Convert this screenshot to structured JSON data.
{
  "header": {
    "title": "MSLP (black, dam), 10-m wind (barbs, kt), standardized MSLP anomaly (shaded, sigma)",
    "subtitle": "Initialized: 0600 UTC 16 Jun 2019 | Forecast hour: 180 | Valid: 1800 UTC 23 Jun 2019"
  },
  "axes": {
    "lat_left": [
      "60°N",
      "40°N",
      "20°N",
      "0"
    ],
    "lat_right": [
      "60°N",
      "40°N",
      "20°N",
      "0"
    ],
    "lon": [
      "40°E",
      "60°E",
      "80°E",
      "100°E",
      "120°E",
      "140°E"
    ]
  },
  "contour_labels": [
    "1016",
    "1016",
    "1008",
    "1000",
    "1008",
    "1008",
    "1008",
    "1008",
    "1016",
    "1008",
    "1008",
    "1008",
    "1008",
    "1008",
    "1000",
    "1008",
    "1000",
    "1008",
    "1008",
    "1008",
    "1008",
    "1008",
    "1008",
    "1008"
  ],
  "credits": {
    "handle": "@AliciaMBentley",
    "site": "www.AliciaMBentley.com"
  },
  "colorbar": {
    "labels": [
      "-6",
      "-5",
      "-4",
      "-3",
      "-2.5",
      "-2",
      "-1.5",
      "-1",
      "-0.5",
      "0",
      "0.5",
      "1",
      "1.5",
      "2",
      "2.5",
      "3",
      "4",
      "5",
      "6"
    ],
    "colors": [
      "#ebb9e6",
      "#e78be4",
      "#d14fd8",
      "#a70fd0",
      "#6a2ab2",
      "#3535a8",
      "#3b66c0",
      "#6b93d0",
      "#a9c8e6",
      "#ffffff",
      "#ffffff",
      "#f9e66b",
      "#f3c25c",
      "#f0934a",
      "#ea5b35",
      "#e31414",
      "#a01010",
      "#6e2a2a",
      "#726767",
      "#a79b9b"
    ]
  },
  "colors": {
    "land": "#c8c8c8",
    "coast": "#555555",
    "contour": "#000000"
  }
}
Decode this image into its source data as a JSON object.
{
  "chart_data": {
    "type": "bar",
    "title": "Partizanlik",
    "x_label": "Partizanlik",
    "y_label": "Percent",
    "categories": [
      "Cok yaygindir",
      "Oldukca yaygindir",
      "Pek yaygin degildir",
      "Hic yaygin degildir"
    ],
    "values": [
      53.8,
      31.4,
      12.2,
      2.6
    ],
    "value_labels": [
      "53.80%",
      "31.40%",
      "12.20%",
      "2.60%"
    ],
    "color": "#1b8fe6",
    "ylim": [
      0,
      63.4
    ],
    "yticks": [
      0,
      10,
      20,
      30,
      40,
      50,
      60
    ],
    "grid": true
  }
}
---
Write the data back out verbatim.

→ **Solution for this exercise**:
Convert this screenshot to structured JSON data.
{
  "header": {
    "title": "MSLP (black, dam), 10-m wind (barbs, kt), standardized MSLP anomaly (shaded, sigma)",
    "subtitle": "Initialized: 0600 UTC 16 Jun 2019 | Forecast hour: 180 | Valid: 1800 UTC 23 Jun 2019"
  },
  "axes": {
    "lat_left": [
      "60°N",
      "40°N",
      "20°N",
      "0"
    ],
    "lat_right": [
      "60°N",
      "40°N",
      "20°N",
      "0"
    ],
    "lon": [
      "40°E",
      "60°E",
      "80°E",
      "100°E",
      "120°E",
      "140°E"
    ]
  },
  "contour_labels": [
    "1016",
    "1016",
    "1008",
    "1000",
    "1008",
    "1008",
    "1008",
    "1008",
    "1016",
    "1008",
    "1008",
    "1008",
    "1008",
    "1008",
    "1000",
    "1008",
    "1000",
    "1008",
    "1008",
    "1008",
    "1008",
    "1008",
    "1008",
    "1008"
  ],
  "credits": {
    "handle": "@AliciaMBentley",
    "site": "www.AliciaMBentley.com"
  },
  "colorbar": {
    "labels": [
      "-6",
      "-5",
      "-4",
      "-3",
      "-2.5",
      "-2",
      "-1.5",
      "-1",
      "-0.5",
      "0",
      "0.5",
      "1",
      "1.5",
      "2",
      "2.5",
      "3",
      "4",
      "5",
      "6"
    ],
    "colors": [
      "#ebb9e6",
      "#e78be4",
      "#d14fd8",
      "#a70fd0",
      "#6a2ab2",
      "#3535a8",
      "#3b66c0",
      "#6b93d0",
      "#a9c8e6",
      "#ffffff",
      "#ffffff",
      "#f9e66b",
      "#f3c25c",
      "#f0934a",
      "#ea5b35",
      "#e31414",
      "#a01010",
      "#6e2a2a",
      "#726767",
      "#a79b9b"
    ]
  },
  "colors": {
    "land": "#c8c8c8",
    "coast": "#555555",
    "contour": "#000000"
  }
}
Decode this image into its source data as a JSON object.
{
  "chart_data": {
    "type": "bar",
    "title": "Partizanlik",
    "x_label": "Partizanlik",
    "y_label": "Percent",
    "categories": [
      "Cok yaygindir",
      "Oldukca yaygindir",
      "Pek yaygin degildir",
      "Hic yaygin degildir"
    ],
    "values": [
      53.8,
      31.4,
      12.2,
      2.6
    ],
    "value_labels": [
      "53.80%",
      "31.40%",
      "12.20%",
      "2.60%"
    ],
    "color": "#1b8fe6",
    "ylim": [
      0,
      63.4
    ],
    "yticks": [
      0,
      10,
      20,
      30,
      40,
      50,
      60
    ],
    "grid": true
  }
}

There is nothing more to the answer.